▶ EXERCISE REQUIREMENTS
Select every line below containing the word "color".

-- PROVIDED MATERIAL start --

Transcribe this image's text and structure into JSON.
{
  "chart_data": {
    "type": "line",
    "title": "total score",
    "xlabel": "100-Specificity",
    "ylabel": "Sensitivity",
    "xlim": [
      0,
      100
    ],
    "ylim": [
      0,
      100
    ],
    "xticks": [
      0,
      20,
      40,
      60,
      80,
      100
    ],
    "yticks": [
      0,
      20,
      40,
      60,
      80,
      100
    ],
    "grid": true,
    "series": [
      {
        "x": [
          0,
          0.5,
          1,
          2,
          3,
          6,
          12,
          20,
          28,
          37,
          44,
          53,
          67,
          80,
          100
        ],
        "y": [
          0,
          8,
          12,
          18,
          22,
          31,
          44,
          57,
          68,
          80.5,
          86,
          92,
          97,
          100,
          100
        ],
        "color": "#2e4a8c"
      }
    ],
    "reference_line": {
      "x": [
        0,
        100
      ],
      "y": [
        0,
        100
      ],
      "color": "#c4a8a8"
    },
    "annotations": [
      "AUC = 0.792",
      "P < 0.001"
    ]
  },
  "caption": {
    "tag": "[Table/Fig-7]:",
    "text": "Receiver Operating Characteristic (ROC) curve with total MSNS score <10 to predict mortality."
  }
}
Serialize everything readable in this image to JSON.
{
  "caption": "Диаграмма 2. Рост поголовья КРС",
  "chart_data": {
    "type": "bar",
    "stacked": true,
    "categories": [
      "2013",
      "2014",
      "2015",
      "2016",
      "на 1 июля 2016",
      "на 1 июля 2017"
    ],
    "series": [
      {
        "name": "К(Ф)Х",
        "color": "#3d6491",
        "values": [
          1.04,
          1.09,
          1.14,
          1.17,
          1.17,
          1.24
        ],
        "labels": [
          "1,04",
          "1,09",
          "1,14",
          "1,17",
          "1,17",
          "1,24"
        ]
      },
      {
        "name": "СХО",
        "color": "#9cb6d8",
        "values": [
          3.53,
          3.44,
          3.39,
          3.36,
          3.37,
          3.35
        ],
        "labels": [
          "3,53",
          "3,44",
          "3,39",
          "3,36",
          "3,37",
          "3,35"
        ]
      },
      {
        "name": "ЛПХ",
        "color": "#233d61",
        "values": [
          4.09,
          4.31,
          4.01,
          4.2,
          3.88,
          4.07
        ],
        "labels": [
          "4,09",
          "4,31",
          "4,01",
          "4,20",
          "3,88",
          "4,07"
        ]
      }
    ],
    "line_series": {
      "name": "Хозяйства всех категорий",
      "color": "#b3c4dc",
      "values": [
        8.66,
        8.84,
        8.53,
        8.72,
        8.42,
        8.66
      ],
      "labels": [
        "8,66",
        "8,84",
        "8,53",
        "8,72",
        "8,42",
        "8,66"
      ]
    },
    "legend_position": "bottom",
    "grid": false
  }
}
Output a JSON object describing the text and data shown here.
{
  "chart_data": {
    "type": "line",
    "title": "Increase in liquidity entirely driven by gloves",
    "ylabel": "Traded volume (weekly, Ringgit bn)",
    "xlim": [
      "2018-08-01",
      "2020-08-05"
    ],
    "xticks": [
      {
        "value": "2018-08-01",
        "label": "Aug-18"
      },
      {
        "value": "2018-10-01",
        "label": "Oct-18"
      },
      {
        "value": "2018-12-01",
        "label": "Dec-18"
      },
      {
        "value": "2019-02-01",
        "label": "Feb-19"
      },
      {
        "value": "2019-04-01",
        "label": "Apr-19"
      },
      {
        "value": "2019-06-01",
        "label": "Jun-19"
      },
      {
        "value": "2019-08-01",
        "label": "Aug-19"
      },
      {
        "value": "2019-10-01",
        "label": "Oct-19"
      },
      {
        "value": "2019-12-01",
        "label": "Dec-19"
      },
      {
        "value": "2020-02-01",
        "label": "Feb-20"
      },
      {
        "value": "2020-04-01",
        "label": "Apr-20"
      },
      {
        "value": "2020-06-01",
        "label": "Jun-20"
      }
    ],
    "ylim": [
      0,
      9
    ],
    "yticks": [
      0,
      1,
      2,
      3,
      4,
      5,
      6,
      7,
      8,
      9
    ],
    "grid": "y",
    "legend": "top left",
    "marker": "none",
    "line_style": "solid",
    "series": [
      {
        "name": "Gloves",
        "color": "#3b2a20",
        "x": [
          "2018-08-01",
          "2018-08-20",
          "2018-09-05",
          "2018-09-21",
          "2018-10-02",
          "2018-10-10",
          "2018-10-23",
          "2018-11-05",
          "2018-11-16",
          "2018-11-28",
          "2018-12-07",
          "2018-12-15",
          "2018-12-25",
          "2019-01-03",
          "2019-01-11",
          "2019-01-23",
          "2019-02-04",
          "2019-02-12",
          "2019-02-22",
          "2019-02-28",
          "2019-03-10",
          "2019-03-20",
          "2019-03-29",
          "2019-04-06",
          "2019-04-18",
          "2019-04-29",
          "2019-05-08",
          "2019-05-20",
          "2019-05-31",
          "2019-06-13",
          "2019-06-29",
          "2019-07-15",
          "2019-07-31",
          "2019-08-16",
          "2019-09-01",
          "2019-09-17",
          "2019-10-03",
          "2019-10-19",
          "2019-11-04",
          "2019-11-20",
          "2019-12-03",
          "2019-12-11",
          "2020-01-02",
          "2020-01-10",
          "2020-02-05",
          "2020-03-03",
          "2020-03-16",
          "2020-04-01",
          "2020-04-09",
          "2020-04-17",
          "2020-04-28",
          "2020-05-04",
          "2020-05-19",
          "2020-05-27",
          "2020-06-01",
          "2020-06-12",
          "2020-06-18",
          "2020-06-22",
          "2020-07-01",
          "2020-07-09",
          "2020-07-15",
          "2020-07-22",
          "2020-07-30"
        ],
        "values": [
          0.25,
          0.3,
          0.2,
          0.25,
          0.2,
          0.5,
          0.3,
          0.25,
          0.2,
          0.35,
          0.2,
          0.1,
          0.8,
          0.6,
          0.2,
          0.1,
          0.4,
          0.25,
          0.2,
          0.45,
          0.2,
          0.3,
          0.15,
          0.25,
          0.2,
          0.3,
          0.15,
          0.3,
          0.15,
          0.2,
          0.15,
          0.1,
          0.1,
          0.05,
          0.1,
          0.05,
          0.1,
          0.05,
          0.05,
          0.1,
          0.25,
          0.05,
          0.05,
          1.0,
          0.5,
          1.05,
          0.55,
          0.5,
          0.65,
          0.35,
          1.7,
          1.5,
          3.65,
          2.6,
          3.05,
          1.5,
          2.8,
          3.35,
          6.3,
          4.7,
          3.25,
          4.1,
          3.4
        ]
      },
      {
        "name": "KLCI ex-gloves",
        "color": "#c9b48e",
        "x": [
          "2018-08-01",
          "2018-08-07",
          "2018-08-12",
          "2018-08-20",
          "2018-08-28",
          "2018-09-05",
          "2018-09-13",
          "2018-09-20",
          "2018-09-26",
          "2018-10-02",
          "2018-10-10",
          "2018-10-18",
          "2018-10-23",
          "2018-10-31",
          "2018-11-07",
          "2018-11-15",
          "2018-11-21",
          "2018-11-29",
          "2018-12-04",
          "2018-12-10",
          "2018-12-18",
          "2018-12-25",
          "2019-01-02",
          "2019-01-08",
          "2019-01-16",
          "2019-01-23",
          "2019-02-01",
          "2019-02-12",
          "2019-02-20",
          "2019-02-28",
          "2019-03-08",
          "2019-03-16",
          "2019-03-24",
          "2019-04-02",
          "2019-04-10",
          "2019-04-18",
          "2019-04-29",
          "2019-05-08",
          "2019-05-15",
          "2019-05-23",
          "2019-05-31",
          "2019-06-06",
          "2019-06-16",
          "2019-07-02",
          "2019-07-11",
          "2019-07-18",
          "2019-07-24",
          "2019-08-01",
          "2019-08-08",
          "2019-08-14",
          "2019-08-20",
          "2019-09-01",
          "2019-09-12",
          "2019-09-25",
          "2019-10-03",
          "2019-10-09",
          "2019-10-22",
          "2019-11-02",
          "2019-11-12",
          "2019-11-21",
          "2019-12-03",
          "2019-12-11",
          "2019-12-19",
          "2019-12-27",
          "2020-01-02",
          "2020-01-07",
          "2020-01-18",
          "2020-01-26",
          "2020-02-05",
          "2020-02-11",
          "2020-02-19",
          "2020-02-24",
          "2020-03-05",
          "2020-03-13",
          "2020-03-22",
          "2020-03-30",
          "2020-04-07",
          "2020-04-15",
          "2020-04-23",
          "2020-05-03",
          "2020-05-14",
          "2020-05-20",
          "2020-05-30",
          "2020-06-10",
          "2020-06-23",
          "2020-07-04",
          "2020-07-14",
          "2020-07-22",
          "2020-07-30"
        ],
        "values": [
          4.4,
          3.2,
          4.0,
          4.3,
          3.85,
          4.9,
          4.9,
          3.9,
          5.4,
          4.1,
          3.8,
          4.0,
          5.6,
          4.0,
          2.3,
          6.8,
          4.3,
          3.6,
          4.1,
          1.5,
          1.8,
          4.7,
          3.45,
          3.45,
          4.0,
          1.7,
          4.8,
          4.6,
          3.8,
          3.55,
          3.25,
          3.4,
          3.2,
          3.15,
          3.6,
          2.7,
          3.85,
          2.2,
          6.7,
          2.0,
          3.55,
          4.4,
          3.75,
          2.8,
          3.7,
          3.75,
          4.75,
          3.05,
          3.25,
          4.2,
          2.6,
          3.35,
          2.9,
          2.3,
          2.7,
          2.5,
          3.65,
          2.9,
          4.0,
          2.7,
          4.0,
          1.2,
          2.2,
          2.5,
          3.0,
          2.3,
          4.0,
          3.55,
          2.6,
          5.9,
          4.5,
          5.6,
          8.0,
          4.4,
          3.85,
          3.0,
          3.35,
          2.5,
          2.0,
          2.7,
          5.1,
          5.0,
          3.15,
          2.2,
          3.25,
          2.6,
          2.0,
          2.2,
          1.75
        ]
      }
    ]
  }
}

-- PROVIDED MATERIAL end --

▶ WRITTEN RESPONSE
        "color": "#2e4a8c"
      "color": "#c4a8a8"
        "color": "#3d6491",
        "color": "#9cb6d8",
        "color": "#233d61",
      "color": "#b3c4dc",
        "color": "#3b2a20",
        "color": "#c9b48e",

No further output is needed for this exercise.